### Requirement:
Among the records below, find each line that includes the string "العالم" and copy it.

### Excerpted data:

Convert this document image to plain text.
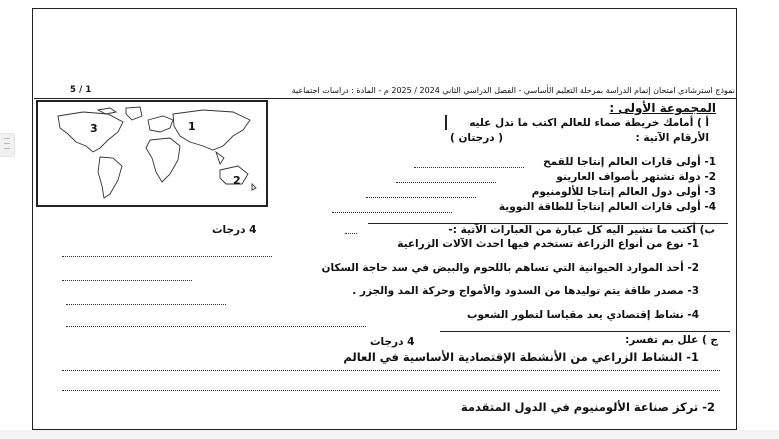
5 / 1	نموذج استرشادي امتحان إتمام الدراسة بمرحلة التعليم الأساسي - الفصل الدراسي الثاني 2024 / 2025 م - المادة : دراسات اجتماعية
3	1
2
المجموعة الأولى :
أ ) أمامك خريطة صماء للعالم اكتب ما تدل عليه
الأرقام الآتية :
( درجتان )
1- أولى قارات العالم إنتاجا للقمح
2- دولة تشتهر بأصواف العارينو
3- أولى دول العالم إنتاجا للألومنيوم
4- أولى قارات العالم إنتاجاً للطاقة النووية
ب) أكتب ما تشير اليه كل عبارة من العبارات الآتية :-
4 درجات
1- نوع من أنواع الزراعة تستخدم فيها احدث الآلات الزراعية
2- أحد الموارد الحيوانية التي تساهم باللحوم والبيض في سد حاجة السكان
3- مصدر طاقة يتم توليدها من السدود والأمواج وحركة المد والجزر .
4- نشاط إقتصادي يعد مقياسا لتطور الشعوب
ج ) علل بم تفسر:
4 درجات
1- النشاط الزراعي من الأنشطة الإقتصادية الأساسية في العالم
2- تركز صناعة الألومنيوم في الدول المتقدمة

--

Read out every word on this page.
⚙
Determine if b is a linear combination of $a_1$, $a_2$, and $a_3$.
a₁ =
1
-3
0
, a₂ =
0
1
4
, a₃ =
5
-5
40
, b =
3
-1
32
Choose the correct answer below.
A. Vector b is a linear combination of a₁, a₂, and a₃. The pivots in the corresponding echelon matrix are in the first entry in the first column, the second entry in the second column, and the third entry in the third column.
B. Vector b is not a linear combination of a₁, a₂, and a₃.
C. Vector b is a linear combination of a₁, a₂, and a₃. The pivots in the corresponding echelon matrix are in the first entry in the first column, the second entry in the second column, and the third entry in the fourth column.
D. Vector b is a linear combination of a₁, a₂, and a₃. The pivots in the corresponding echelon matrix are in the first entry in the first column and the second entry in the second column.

* * *

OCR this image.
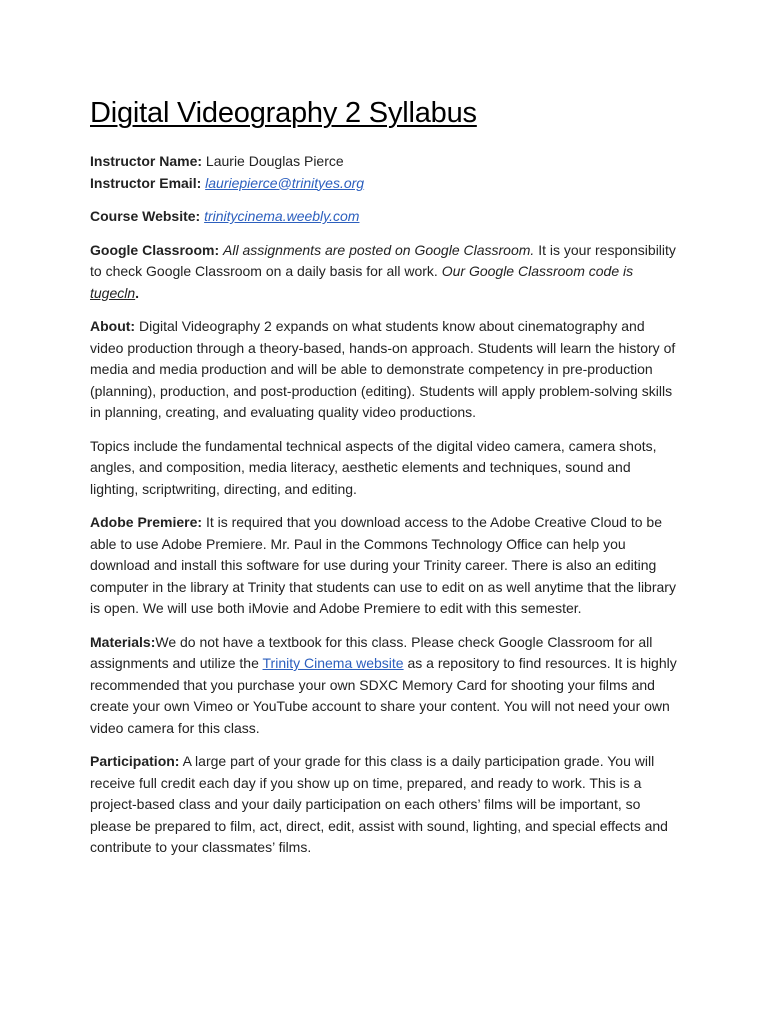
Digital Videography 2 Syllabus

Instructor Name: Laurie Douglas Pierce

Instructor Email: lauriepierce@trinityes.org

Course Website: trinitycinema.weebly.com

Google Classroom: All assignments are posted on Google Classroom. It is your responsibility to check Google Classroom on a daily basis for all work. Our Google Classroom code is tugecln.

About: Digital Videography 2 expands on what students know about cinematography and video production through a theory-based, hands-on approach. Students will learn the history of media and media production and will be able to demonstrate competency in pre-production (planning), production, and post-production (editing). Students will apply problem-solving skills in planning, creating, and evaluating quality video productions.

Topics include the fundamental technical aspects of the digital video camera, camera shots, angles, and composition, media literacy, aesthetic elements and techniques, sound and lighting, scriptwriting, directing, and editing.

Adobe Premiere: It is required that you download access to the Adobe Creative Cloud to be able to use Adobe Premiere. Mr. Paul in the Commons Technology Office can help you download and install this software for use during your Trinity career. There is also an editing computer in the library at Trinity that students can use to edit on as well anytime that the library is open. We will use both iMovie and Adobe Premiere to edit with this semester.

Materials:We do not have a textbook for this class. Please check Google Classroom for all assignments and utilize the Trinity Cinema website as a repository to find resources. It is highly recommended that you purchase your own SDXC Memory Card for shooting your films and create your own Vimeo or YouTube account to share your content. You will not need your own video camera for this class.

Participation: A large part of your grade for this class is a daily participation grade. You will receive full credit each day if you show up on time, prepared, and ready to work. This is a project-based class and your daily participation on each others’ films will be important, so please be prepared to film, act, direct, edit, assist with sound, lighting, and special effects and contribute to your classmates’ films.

### Written solution:
1- أولى قارات العالم إنتاجا للقمح
3- أولى دول العالم إنتاجا للألومنيوم
4- أولى قارات العالم إنتاجاً للطاقة النووية
1- النشاط الزراعي من الأنشطة الإقتصادية الأساسية في العالم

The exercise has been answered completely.